TASK INSTRUCTIONS => Collect each line of the entries that holds the string "JSON".

(Dataset items)
# # #
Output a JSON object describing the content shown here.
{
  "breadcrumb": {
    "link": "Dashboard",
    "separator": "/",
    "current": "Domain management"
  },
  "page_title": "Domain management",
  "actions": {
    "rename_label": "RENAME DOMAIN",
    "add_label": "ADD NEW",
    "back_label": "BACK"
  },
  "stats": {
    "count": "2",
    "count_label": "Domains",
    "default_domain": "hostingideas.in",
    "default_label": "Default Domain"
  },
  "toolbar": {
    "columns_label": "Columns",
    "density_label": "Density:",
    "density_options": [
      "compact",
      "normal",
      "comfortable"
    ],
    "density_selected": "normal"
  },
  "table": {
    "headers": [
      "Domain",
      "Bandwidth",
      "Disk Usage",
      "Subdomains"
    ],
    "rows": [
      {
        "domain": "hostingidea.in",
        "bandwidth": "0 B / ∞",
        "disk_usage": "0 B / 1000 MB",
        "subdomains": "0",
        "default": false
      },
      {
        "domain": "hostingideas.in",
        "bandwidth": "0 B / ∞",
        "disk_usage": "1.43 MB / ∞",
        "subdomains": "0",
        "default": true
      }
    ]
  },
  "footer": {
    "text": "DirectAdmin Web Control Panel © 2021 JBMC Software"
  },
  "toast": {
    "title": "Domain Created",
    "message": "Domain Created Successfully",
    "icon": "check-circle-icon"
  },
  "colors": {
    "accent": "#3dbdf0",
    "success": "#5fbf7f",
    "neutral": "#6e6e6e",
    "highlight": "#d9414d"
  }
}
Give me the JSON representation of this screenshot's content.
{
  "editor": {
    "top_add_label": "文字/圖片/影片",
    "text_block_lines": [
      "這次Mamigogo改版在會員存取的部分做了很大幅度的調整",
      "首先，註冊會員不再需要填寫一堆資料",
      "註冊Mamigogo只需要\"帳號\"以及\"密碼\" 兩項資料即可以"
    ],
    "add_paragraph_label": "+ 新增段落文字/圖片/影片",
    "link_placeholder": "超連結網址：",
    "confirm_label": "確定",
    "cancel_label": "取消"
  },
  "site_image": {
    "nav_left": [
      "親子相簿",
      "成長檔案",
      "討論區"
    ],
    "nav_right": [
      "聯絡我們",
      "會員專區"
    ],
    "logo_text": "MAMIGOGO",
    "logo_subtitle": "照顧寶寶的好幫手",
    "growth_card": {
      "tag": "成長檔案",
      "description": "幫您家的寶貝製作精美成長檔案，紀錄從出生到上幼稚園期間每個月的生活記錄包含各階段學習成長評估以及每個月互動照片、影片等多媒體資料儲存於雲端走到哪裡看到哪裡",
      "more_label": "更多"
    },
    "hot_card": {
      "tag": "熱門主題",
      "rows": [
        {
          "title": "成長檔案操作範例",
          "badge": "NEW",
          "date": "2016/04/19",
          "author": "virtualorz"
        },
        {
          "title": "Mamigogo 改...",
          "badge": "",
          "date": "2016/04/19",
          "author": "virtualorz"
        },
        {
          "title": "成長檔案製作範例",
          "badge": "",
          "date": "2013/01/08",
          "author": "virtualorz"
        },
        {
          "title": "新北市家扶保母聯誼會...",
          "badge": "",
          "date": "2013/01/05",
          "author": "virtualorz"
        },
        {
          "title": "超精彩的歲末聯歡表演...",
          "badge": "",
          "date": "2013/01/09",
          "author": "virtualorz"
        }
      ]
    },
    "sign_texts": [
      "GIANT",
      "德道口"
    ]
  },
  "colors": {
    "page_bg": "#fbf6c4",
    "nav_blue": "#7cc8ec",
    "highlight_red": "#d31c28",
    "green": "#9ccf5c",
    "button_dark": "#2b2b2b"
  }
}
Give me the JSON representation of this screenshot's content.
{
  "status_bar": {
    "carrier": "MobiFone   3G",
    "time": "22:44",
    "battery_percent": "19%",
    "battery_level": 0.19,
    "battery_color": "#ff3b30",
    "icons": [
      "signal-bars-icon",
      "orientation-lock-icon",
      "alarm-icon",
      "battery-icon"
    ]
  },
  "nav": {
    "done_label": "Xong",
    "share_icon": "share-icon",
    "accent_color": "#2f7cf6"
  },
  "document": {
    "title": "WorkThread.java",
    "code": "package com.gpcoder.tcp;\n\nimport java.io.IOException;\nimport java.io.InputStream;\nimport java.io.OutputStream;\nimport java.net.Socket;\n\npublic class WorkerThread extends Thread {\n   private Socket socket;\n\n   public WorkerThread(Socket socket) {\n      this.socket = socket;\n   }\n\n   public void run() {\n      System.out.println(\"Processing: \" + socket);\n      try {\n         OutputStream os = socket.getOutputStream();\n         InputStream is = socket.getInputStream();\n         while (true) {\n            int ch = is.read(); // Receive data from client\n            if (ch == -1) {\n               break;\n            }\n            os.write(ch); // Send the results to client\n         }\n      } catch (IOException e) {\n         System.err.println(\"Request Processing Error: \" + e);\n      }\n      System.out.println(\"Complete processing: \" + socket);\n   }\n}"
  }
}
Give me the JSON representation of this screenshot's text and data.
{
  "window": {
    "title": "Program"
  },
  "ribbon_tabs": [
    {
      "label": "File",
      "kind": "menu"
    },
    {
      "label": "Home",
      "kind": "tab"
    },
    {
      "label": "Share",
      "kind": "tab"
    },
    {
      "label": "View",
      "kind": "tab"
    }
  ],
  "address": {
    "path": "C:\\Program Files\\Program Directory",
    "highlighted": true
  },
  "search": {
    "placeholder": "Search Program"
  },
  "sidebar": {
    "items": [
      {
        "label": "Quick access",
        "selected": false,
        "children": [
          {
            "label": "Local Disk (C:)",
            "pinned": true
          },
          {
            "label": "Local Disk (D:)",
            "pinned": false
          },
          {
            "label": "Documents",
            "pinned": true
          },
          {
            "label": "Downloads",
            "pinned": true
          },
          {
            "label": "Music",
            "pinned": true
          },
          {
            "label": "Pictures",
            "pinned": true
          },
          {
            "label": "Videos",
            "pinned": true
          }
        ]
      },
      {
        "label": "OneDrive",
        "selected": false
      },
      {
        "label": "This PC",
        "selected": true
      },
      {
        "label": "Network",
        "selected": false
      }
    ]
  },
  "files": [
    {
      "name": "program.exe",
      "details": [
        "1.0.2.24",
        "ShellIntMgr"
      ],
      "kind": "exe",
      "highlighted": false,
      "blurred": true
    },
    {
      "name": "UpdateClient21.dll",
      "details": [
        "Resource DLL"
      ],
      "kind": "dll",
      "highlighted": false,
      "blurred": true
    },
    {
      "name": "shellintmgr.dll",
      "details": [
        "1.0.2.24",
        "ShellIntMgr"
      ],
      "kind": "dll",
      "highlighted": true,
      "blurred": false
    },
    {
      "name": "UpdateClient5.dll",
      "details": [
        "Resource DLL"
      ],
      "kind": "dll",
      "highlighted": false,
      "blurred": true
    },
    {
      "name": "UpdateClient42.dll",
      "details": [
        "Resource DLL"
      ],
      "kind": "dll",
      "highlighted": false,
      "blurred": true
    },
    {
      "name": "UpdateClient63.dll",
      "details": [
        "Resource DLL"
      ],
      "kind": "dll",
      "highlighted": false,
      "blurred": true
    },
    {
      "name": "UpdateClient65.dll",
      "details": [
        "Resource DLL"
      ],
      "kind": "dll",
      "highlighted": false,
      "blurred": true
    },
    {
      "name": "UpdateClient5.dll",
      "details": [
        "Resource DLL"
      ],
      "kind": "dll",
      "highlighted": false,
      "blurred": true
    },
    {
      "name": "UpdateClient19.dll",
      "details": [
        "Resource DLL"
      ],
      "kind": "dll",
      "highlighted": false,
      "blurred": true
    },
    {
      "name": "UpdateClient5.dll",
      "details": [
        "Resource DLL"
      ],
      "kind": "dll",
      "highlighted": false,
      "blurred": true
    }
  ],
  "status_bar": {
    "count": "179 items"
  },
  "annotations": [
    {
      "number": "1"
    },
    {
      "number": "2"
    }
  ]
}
# # #
FINISHED ANSWER =>
Output a JSON object describing the content shown here.
Give me the JSON representation of this screenshot's content.
Give me the JSON representation of this screenshot's content.
Give me the JSON representation of this screenshot's text and data.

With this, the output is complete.